[Dataset records]
━━━

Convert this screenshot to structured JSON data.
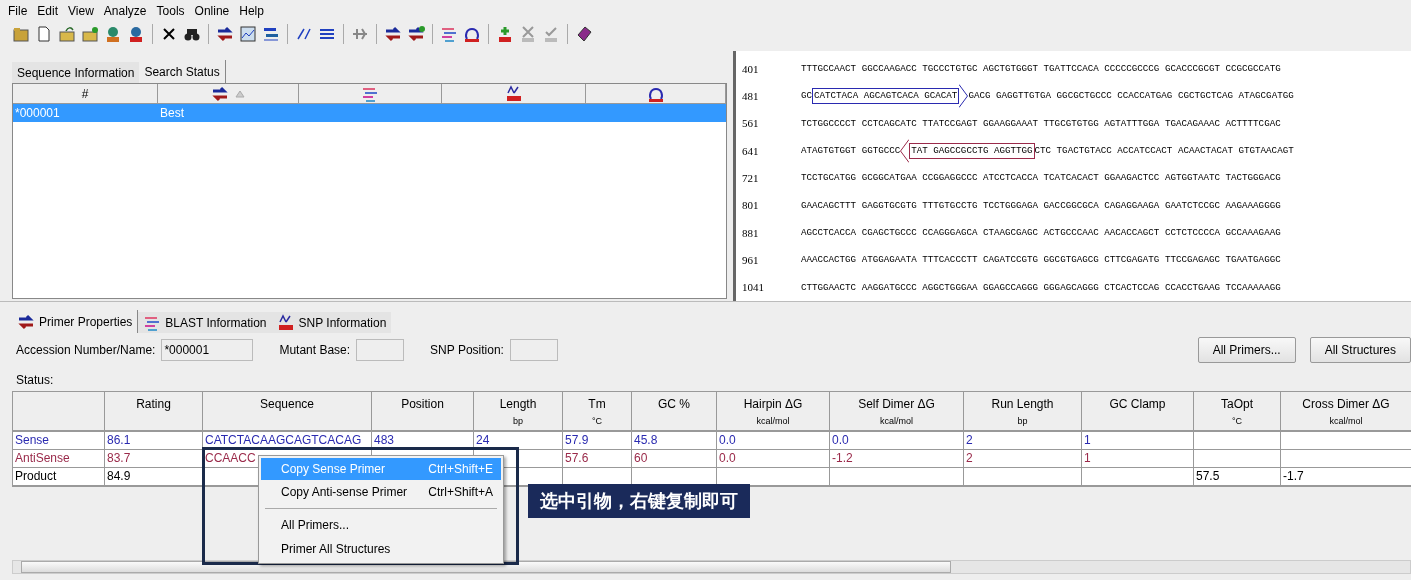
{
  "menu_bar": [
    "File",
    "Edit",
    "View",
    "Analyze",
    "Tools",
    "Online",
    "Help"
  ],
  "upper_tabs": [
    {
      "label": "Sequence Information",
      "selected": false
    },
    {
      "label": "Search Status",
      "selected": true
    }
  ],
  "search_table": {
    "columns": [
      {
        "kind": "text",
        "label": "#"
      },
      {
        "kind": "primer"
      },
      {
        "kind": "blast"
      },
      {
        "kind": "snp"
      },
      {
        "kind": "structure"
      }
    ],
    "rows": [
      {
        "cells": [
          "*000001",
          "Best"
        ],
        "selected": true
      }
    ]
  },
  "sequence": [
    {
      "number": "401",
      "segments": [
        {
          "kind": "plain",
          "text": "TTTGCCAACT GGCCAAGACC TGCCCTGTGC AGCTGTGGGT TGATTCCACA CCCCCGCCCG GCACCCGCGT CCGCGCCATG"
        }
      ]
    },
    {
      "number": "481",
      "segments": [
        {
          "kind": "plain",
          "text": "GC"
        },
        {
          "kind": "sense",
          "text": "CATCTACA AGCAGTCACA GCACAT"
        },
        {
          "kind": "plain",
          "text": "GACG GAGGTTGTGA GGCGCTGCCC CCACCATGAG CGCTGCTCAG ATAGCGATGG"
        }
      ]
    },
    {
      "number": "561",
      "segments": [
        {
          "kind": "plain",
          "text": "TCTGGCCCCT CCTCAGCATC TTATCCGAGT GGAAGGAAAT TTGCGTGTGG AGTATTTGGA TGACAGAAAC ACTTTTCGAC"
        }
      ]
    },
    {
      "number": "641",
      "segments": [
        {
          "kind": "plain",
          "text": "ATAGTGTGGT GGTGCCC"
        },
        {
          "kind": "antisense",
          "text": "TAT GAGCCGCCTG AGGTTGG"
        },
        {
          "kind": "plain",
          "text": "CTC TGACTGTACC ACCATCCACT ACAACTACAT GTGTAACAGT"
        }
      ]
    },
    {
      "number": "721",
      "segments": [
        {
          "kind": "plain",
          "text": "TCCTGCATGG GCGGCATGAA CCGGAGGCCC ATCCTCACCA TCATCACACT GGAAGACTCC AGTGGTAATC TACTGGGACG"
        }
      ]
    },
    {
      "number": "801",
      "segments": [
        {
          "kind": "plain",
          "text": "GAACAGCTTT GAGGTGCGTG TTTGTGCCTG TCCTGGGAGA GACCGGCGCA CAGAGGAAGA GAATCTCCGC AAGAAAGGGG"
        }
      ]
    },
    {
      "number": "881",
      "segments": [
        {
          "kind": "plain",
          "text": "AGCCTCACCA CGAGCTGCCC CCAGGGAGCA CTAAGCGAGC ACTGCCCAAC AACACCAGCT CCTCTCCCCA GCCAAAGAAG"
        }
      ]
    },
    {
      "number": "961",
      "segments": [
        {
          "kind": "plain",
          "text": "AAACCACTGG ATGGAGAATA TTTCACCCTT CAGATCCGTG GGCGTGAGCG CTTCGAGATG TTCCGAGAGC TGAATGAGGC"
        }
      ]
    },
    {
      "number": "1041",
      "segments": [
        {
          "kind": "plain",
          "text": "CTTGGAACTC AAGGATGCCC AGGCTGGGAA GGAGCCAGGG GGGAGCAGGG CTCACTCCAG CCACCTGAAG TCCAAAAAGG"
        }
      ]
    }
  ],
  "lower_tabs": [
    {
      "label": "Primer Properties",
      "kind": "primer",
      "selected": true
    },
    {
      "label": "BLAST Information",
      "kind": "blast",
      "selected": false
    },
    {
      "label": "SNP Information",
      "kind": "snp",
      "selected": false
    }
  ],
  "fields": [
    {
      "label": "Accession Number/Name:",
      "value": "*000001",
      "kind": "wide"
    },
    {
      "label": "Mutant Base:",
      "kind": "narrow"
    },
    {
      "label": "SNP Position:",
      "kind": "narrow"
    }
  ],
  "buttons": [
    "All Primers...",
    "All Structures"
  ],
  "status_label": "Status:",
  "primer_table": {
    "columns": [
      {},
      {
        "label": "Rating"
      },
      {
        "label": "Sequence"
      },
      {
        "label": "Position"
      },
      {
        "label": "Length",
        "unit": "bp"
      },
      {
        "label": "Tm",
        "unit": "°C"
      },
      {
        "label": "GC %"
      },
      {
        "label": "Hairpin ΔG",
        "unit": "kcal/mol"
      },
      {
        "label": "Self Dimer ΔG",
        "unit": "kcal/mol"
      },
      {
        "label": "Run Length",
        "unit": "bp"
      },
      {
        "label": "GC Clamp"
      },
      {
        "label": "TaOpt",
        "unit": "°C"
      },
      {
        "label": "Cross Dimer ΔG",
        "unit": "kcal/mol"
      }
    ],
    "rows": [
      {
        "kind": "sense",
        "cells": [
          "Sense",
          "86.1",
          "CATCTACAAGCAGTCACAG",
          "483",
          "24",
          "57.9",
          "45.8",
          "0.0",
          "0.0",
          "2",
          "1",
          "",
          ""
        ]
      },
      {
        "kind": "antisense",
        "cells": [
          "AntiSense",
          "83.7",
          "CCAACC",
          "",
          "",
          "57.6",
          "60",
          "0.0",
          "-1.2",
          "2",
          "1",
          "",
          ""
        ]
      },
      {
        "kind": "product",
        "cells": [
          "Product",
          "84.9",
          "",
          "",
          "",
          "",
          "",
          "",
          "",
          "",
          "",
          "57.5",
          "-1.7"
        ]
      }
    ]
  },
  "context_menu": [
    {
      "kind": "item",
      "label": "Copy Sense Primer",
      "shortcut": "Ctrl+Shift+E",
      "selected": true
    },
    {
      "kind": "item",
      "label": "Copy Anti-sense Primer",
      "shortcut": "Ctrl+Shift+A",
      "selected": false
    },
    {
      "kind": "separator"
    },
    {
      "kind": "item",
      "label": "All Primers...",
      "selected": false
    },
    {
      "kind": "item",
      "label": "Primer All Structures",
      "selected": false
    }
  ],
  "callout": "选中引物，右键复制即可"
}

━━━

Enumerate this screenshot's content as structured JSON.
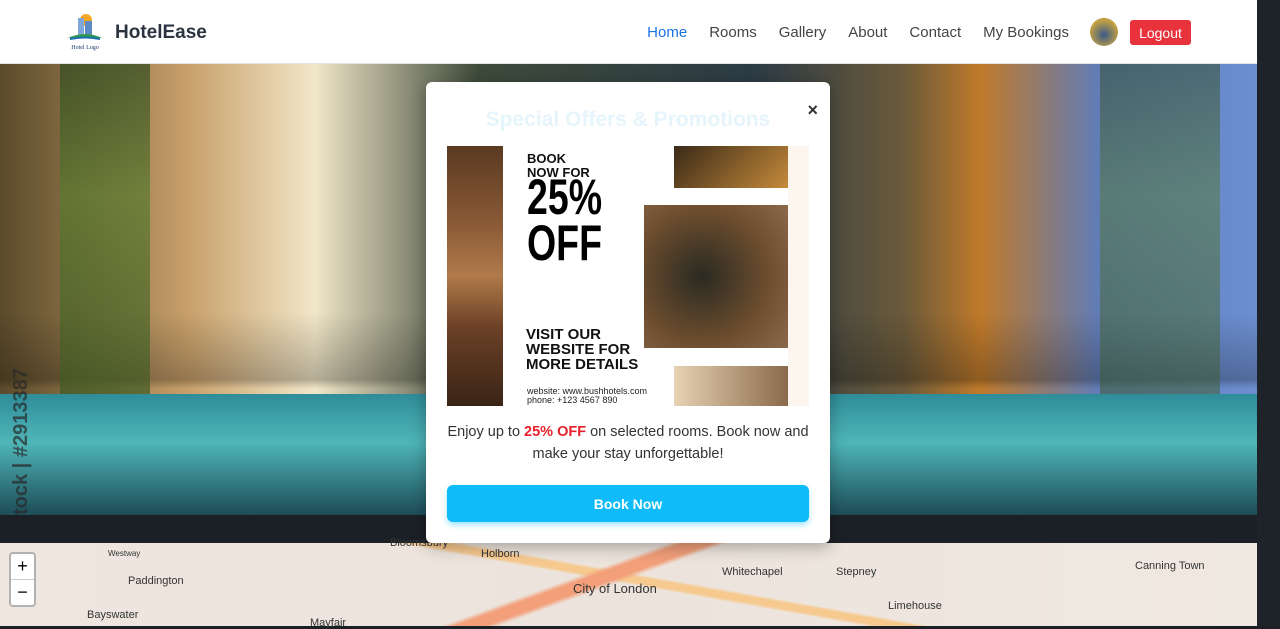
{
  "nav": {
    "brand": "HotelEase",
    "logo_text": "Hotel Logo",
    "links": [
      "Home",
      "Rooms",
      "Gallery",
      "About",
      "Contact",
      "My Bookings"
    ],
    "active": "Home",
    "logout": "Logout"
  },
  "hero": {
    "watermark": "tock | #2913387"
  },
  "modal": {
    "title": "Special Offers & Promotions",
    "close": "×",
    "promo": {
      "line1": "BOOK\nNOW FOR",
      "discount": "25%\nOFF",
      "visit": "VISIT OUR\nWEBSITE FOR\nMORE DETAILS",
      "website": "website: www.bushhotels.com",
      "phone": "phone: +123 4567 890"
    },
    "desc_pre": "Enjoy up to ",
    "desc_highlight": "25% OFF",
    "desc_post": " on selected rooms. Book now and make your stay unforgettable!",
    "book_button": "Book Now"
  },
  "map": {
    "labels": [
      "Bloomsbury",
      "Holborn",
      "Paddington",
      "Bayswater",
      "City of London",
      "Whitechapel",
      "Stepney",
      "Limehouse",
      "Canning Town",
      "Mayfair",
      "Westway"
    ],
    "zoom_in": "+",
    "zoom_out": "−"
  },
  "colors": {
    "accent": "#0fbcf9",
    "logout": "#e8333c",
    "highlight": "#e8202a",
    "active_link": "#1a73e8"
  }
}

━━━

#### [Exercise task]
Write down the number of lines where the word "Information" appears, and nothing further.

#### [The completed task]
3